1. Apr 25, 2005

### physicsfun

Consider a collision between two spheres where we have both elastic force and dissipative force.

Let x is a variable where it is let to be the sum of their radii when they are just touching, and that distance decreasing during the collision. After the collision, x is irrelevant.

Given, u*(dv/dt)= F_elastic+F_dissipative = -h*x - k*v*x^(1/2) ---------(1)

where v= dx/dt, and u=m1*m2/(m1+m2)

QUESTION: Corresponding to the two forces are impulses, both during compression and during restitution. Impulses corresponding to the dissipative force F_dis are: P_dis-c and P_dis-r.
PROVE that ---------> P_dis-c= - P_dis-r ----------------(2)

Note: I was also told that the above results hold for a more general solution, and that the x does not matter, all that is necessary is remembering that the F_dissipative is proportional to velocity, i.e. can treat the two forces as a function in that:
u*(dv/dt) = -f(x) - g(x)*v ---------(3)

Last edited by a moderator: Apr 26, 2005
2. Apr 25, 2005

### OlderDan

I'm sort of getting the picture here, but I don't understand the separation of P_dis-c and P_dis-r. Can you say what these are?

3. Apr 25, 2005

### physicsfun

Thanks Dan for looking at this thread... :]

P_dis-c and P_dis-r are the impulses during compression and restitution respectively. And I was told that they corresponds to the dissipative force F_dissipative (or F_dis).

But I'm not sure if I understand that... like are those P_dis-c and P_dis-r just corresponding to F_dis? What about F_elastic? Cos then what would happen to each of the two terms in the integral of the forces in equation (1)?

... cos I know that integral of force over time is P (impulse)... but I'm not sure what does each of the integral of F_el and F_dis become..?

Thanks!!

Last edited by a moderator: Apr 25, 2005
4. Apr 25, 2005

### OlderDan

OK. This is beginning to make some sense. The model is that the forces between the spheres are separable into an elastic force and a dissipative force with their associated impulses. Since the elastic forces are functions only of x, and x goes from r1+r2 to some minimum value and then restores to r1+r2, the work done by those forces will integrate to zero regardless of impact time. On the other hand, the dissipative forces are proportional to velocity as well as a function of |x|, and since velocity changes direction. they are going to do work against the spheres at all times. That is why they dissipate energy.

▶ Record set:
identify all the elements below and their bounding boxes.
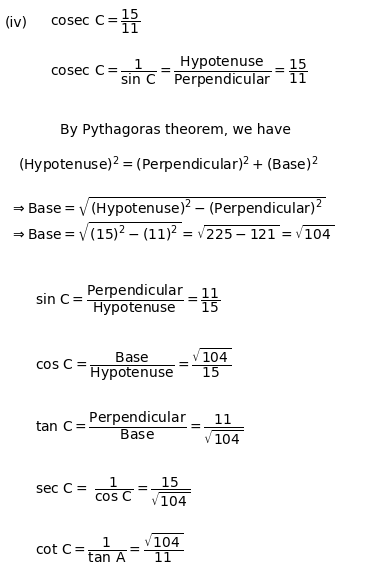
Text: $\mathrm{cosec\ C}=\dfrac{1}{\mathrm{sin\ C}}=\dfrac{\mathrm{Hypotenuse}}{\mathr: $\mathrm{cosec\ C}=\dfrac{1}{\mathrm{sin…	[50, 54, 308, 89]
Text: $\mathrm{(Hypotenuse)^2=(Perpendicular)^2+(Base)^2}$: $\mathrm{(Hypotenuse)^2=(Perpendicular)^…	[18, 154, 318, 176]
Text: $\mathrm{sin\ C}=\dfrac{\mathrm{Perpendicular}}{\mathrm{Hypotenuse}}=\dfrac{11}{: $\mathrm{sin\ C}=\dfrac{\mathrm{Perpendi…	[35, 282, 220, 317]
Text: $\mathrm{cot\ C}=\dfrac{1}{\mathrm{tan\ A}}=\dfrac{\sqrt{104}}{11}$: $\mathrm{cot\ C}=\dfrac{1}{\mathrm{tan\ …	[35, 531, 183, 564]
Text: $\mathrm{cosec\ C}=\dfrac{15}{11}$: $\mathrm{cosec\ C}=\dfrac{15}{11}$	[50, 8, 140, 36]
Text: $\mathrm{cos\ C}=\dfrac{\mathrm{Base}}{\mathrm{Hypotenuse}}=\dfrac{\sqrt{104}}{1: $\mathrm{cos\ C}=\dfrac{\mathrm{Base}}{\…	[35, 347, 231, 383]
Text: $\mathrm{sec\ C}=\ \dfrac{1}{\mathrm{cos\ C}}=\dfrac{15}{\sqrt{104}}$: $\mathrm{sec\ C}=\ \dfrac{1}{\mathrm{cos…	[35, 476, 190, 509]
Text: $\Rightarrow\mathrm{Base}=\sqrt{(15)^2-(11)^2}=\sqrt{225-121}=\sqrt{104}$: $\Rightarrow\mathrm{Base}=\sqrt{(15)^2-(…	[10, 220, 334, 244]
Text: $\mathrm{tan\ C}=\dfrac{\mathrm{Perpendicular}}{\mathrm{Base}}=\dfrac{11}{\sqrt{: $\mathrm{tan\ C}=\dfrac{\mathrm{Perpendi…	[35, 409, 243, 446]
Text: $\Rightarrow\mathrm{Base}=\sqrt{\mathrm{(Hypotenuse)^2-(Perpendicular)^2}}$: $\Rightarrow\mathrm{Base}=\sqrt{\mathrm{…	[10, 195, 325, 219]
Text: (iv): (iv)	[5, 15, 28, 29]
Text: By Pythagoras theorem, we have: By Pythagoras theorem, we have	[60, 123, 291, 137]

▶ Required task 1:
Translate this sentence from the forum thread on colliding spheres into Spanish: "Consider a collision between two spheres where we have both elastic force and dissipative force."
▶ Required task 2:
Write what comes next in the forum thread on colliding spheres, starting after its final sentence.

▶ Reply 1:
Considere una colisión entre dos esferas en la que tenemos tanto una fuerza elástica como una fuerza disipativa.

▶ Reply 2:
During compression, the velocity will start out higher than it will be at the end of restitution because of the dissipation. The average velocity during compression will be higher than during restitution, but both involve the same change in |x|, so the restitution process will involve a smaller dissipative force (lower velocity) but will take more time. It is plausible that the compression and restitution impulses will have the same magnitude. The hint that you have been given suggests to me that the scaling down of the dissipative force by the reduction of velocity will be exactly offset by the scaling up of the time interval over which the integral must be done. It may require nothing more than a change of integration variable to prove the impulses equal.

I think I have the general approach in hand, but obviously there is still work to be done to complete the proof. I assume a head on collision from a center of mass perspective will do since everything is cast in terms of the x-variable. I need to so some other things, but I hope you will follow up with your progress. If this is of any help, and I can clarify anything I have said I'll be checking back.

5. Apr 25, 2005

### physicsfun

Thanks Dan! This is great help!... Now I'm more clear on the scenario and in fact, I think I almost got it! :):):)

Just One thing though...

Can you please elaborate more on this? How is it that it is the "work done"? I thought the integral of our force integral here, by taking the dt to the right hand side of equation (1), would be integrating w.r.t. time, and that would be the impulse... Can you please show me more on how can I prove that the elastic force is zero?

Thanks!

6. Apr 25, 2005

### physicsfun

Actually... another thing.... I think my answer may be a little off... so I want to ask a little more of what you mean here:

What do you mean by "scaling down the dissipative force etcetc.. offset by the scaling up ....etc."??
I remember my professor said something about the x does not matter,that we can just take it as a function as a whole... so is it true that the integral of the second term of force from Eqt. (1) is just the sum of P_r and P_c?
Where does the v in the second term come into place? doesnt matter? How bout the fact that v=dx/dt? Does that affect any part of the integral of eqt.(1)?

Last edited by a moderator: Apr 25, 2005
7. Apr 25, 2005

### OlderDan

From the original force equation

F_elastic+F_dissipative = -h*x^(3/2) - k*v*x^(1/2)

we see that the elastic force is F_elastic = -h*x^(3/2). This tells us that there is no explicit time dependence in the elastic force. It only depends on the compression of the spheres. Although this is a different exponent on x, this is directly anaoagous to the compression of a spring where F = -kx. The work done to compress the spring is (1/2)kx^2 regardless of the time it takes to do the compressing. An ideal spring stores the work done to compress it as potential energy, and delivers that energy back upon restoration. The same thing will happen here. There will be a potential energy stored in the compressed spheres that will be converted back to kinetic energy upon restitution.

Upon looking at this again though I am disturbed by the expression of the forces in terms of x and the definition of x. It seems to me that the defining equation is incorrect. It should say F_elastic = -h*(Deltax)^(3/2). Otherwise, the force would exist for all x, being greatest whene the spheres first touch and decrease as x gets smaller; that makes no sense. The x in the dissipative force should also be a Deltax. Alternatively, the variable x should represent the deviation of the separation of the centers from the sum of the radii.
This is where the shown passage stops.